(Stored data entries)
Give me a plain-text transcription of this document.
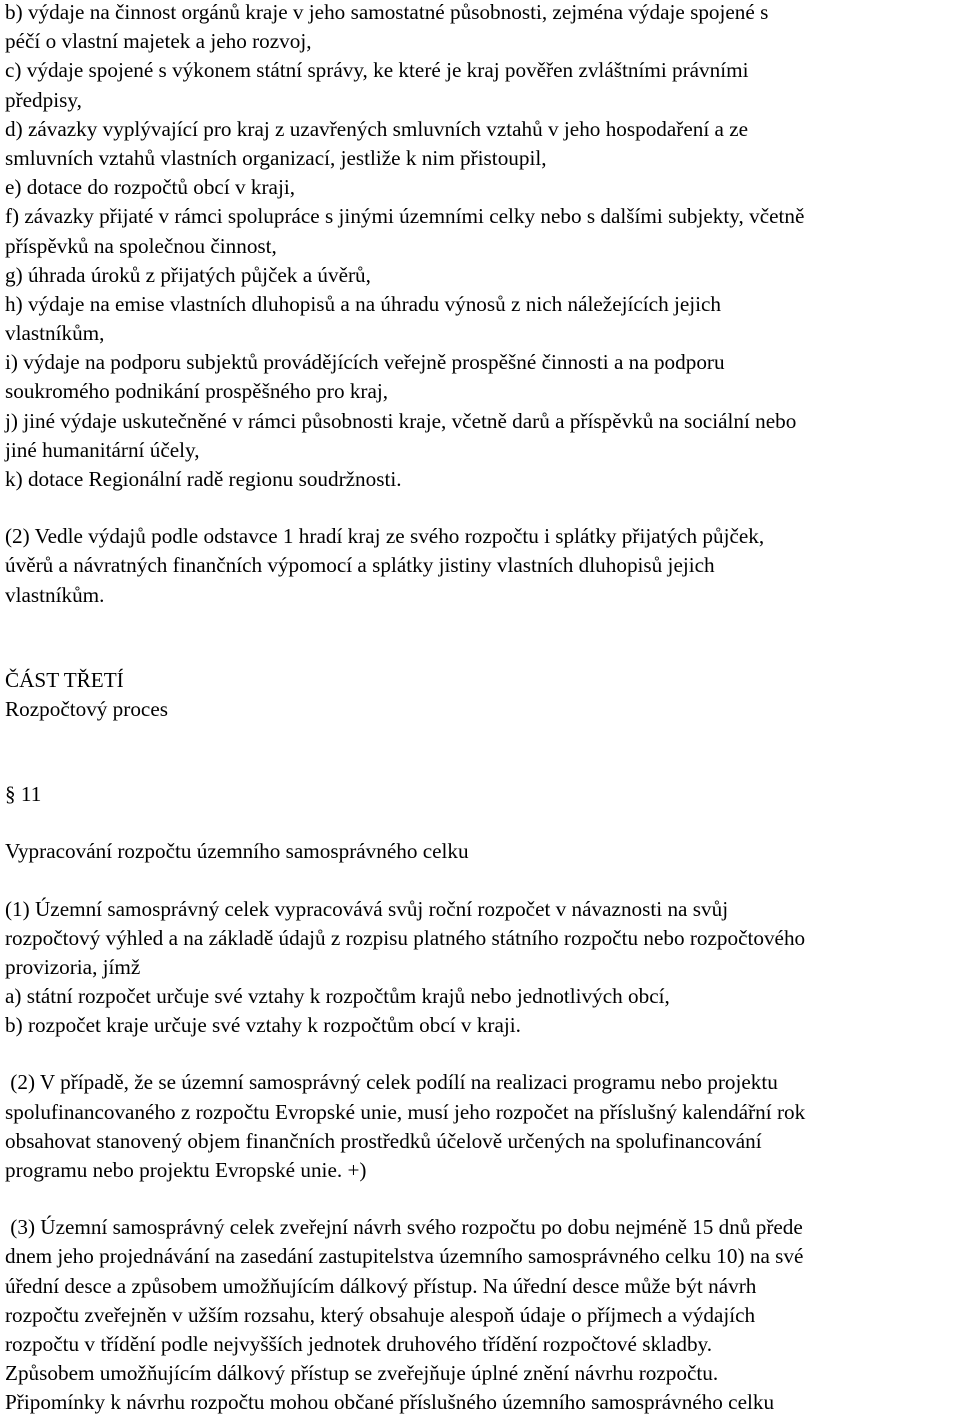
b) výdaje na činnost orgánů kraje v jeho samostatné působnosti, zejména výdaje spojené s
péčí o vlastní majetek a jeho rozvoj,
c) výdaje spojené s výkonem státní správy, ke které je kraj pověřen zvláštními právními
předpisy,
d) závazky vyplývající pro kraj z uzavřených smluvních vztahů v jeho hospodaření a ze
smluvních vztahů vlastních organizací, jestliže k nim přistoupil,
e) dotace do rozpočtů obcí v kraji,
f) závazky přijaté v rámci spolupráce s jinými územními celky nebo s dalšími subjekty, včetně
příspěvků na společnou činnost,
g) úhrada úroků z přijatých půjček a úvěrů,
h) výdaje na emise vlastních dluhopisů a na úhradu výnosů z nich náležejících jejich
vlastníkům,
i) výdaje na podporu subjektů provádějících veřejně prospěšné činnosti a na podporu
soukromého podnikání prospěšného pro kraj,
j) jiné výdaje uskutečněné v rámci působnosti kraje, včetně darů a příspěvků na sociální nebo
jiné humanitární účely,
k) dotace Regionální radě regionu soudržnosti.
(2) Vedle výdajů podle odstavce 1 hradí kraj ze svého rozpočtu i splátky přijatých půjček,
úvěrů a návratných finančních výpomocí a splátky jistiny vlastních dluhopisů jejich
vlastníkům.
ČÁST TŘETÍ
Rozpočtový proces
§ 11
Vypracování rozpočtu územního samosprávného celku
(1) Územní samosprávný celek vypracovává svůj roční rozpočet v návaznosti na svůj
rozpočtový výhled a na základě údajů z rozpisu platného státního rozpočtu nebo rozpočtového
provizoria, jímž
a) státní rozpočet určuje své vztahy k rozpočtům krajů nebo jednotlivých obcí,
b) rozpočet kraje určuje své vztahy k rozpočtům obcí v kraji.
(2) V případě, že se územní samosprávný celek podílí na realizaci programu nebo projektu
spolufinancovaného z rozpočtu Evropské unie, musí jeho rozpočet na příslušný kalendářní rok
obsahovat stanovený objem finančních prostředků účelově určených na spolufinancování
programu nebo projektu Evropské unie. +)
(3) Územní samosprávný celek zveřejní návrh svého rozpočtu po dobu nejméně 15 dnů přede
dnem jeho projednávání na zasedání zastupitelstva územního samosprávného celku 10) na své
úřední desce a způsobem umožňujícím dálkový přístup. Na úřední desce může být návrh
rozpočtu zveřejněn v užším rozsahu, který obsahuje alespoň údaje o příjmech a výdajích
rozpočtu v třídění podle nejvyšších jednotek druhového třídění rozpočtové skladby.
Způsobem umožňujícím dálkový přístup se zveřejňuje úplné znění návrhu rozpočtu.
Připomínky k návrhu rozpočtu mohou občané příslušného územního samosprávného celku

» Aim of the exercise: In the records above, locate the lines holding the word "jeho". Copy each of them.

» Result for this exercise:
b) výdaje na činnost orgánů kraje v jeho samostatné působnosti, zejména výdaje spojené s
péčí o vlastní majetek a jeho rozvoj,
d) závazky vyplývající pro kraj z uzavřených smluvních vztahů v jeho hospodaření a ze
spolufinancovaného z rozpočtu Evropské unie, musí jeho rozpočet na příslušný kalendářní rok
dnem jeho projednávání na zasedání zastupitelstva územního samosprávného celku 10) na své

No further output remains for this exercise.